◆ **Task brief**: Do not include the pictures; repeat the rest of the data exactly.

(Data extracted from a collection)
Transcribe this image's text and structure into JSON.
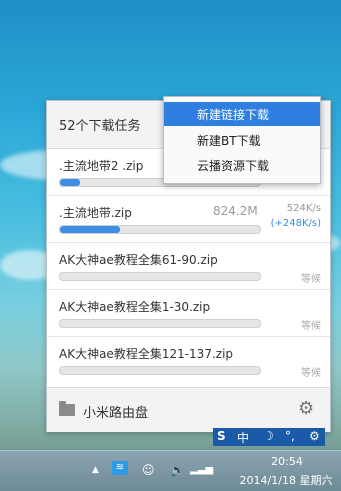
{
  "panel": {
    "title": "52个下载任务",
    "footer_label": "小米路由盘"
  },
  "menu": {
    "items": [
      {
        "label": "新建链接下载",
        "active": true
      },
      {
        "label": "新建BT下载",
        "active": false
      },
      {
        "label": "云播资源下载",
        "active": false
      }
    ]
  },
  "downloads": [
    {
      "name": ".主流地带2 .zip",
      "size": "",
      "speed": "",
      "speed_up": "",
      "status": "",
      "progress": 0.1
    },
    {
      "name": ".主流地带.zip",
      "size": "824.2M",
      "speed": "524K/s",
      "speed_up": "(+248K/s)",
      "status": "",
      "progress": 0.3
    },
    {
      "name": "AK大神ae教程全集61-90.zip",
      "size": "",
      "speed": "",
      "speed_up": "",
      "status": "等候",
      "progress": 0
    },
    {
      "name": "AK大神ae教程全集1-30.zip",
      "size": "",
      "speed": "",
      "speed_up": "",
      "status": "等候",
      "progress": 0
    },
    {
      "name": "AK大神ae教程全集121-137.zip",
      "size": "",
      "speed": "",
      "speed_up": "",
      "status": "等候",
      "progress": 0
    }
  ],
  "ime": {
    "lang": "中",
    "mode": "☽",
    "punct": "°,"
  },
  "taskbar": {
    "time": "20:54",
    "date": "2014/1/18 星期六"
  },
  "colors": {
    "accent": "#2f7fe0",
    "progress": "#3d8ee4"
  }
}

◆ **Finished task**:
Transcribe this image's text and structure into JSON.
{
  "panel": {
    "title": "52个下载任务",
    "footer_label": "小米路由盘"
  },
  "menu": {
    "items": [
      {
        "label": "新建链接下载",
        "active": true
      },
      {
        "label": "新建BT下载",
        "active": false
      },
      {
        "label": "云播资源下载",
        "active": false
      }
    ]
  },
  "downloads": [
    {
      "name": ".主流地带2 .zip",
      "size": "",
      "speed": "",
      "speed_up": "",
      "status": "",
      "progress": 0.1
    },
    {
      "name": ".主流地带.zip",
      "size": "824.2M",
      "speed": "524K/s",
      "speed_up": "(+248K/s)",
      "status": "",
      "progress": 0.3
    },
    {
      "name": "AK大神ae教程全集61-90.zip",
      "size": "",
      "speed": "",
      "speed_up": "",
      "status": "等候",
      "progress": 0
    },
    {
      "name": "AK大神ae教程全集1-30.zip",
      "size": "",
      "speed": "",
      "speed_up": "",
      "status": "等候",
      "progress": 0
    },
    {
      "name": "AK大神ae教程全集121-137.zip",
      "size": "",
      "speed": "",
      "speed_up": "",
      "status": "等候",
      "progress": 0
    }
  ],
  "ime": {
    "lang": "中",
    "mode": "☽",
    "punct": "°,"
  },
  "taskbar": {
    "time": "20:54",
    "date": "2014/1/18 星期六"
  },
  "colors": {
    "accent": "#2f7fe0",
    "progress": "#3d8ee4"
  }
}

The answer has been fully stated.